Exercise details: An exact copy of all the data is required, with pictures left out.

Information given:

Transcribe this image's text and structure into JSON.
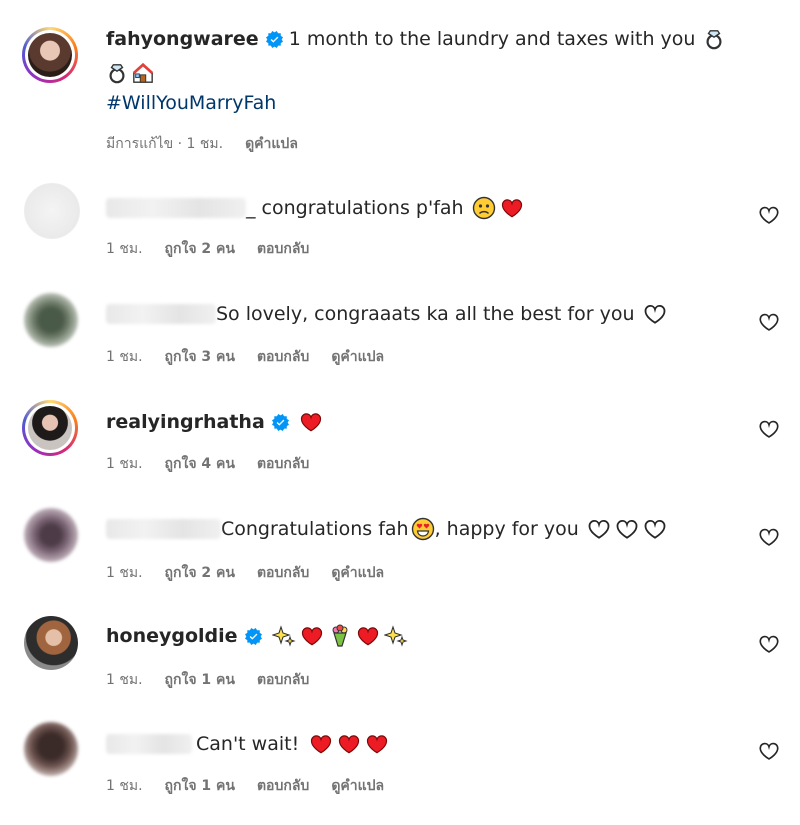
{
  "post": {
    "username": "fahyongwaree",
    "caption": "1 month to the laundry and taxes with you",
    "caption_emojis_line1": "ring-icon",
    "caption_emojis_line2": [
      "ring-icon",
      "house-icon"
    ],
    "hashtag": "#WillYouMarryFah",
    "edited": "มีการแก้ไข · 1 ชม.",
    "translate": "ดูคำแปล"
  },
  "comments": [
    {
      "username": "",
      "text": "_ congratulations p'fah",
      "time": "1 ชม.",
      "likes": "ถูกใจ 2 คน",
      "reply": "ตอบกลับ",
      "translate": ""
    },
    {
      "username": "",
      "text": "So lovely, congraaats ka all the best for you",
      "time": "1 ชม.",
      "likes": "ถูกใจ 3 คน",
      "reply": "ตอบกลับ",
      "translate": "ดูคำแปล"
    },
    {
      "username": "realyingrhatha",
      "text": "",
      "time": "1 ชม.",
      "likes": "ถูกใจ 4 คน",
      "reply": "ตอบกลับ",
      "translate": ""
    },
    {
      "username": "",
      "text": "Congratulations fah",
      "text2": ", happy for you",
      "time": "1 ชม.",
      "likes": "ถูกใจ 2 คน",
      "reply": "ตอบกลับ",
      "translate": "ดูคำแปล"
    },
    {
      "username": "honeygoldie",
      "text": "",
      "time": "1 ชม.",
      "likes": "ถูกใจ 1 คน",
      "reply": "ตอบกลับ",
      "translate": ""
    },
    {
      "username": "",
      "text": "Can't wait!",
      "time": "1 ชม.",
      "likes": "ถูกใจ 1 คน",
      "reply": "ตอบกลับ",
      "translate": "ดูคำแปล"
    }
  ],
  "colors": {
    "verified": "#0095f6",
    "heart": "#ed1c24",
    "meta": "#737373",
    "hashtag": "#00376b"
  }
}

Exercise solution:
Transcribe this image's text and structure into JSON.
{
  "post": {
    "username": "fahyongwaree",
    "caption": "1 month to the laundry and taxes with you",
    "caption_emojis_line1": "ring-icon",
    "caption_emojis_line2": [
      "ring-icon",
      "house-icon"
    ],
    "hashtag": "#WillYouMarryFah",
    "edited": "มีการแก้ไข · 1 ชม.",
    "translate": "ดูคำแปล"
  },
  "comments": [
    {
      "username": "",
      "text": "_ congratulations p'fah",
      "time": "1 ชม.",
      "likes": "ถูกใจ 2 คน",
      "reply": "ตอบกลับ",
      "translate": ""
    },
    {
      "username": "",
      "text": "So lovely, congraaats ka all the best for you",
      "time": "1 ชม.",
      "likes": "ถูกใจ 3 คน",
      "reply": "ตอบกลับ",
      "translate": "ดูคำแปล"
    },
    {
      "username": "realyingrhatha",
      "text": "",
      "time": "1 ชม.",
      "likes": "ถูกใจ 4 คน",
      "reply": "ตอบกลับ",
      "translate": ""
    },
    {
      "username": "",
      "text": "Congratulations fah",
      "text2": ", happy for you",
      "time": "1 ชม.",
      "likes": "ถูกใจ 2 คน",
      "reply": "ตอบกลับ",
      "translate": "ดูคำแปล"
    },
    {
      "username": "honeygoldie",
      "text": "",
      "time": "1 ชม.",
      "likes": "ถูกใจ 1 คน",
      "reply": "ตอบกลับ",
      "translate": ""
    },
    {
      "username": "",
      "text": "Can't wait!",
      "time": "1 ชม.",
      "likes": "ถูกใจ 1 คน",
      "reply": "ตอบกลับ",
      "translate": "ดูคำแปล"
    }
  ],
  "colors": {
    "verified": "#0095f6",
    "heart": "#ed1c24",
    "meta": "#737373",
    "hashtag": "#00376b"
  }
}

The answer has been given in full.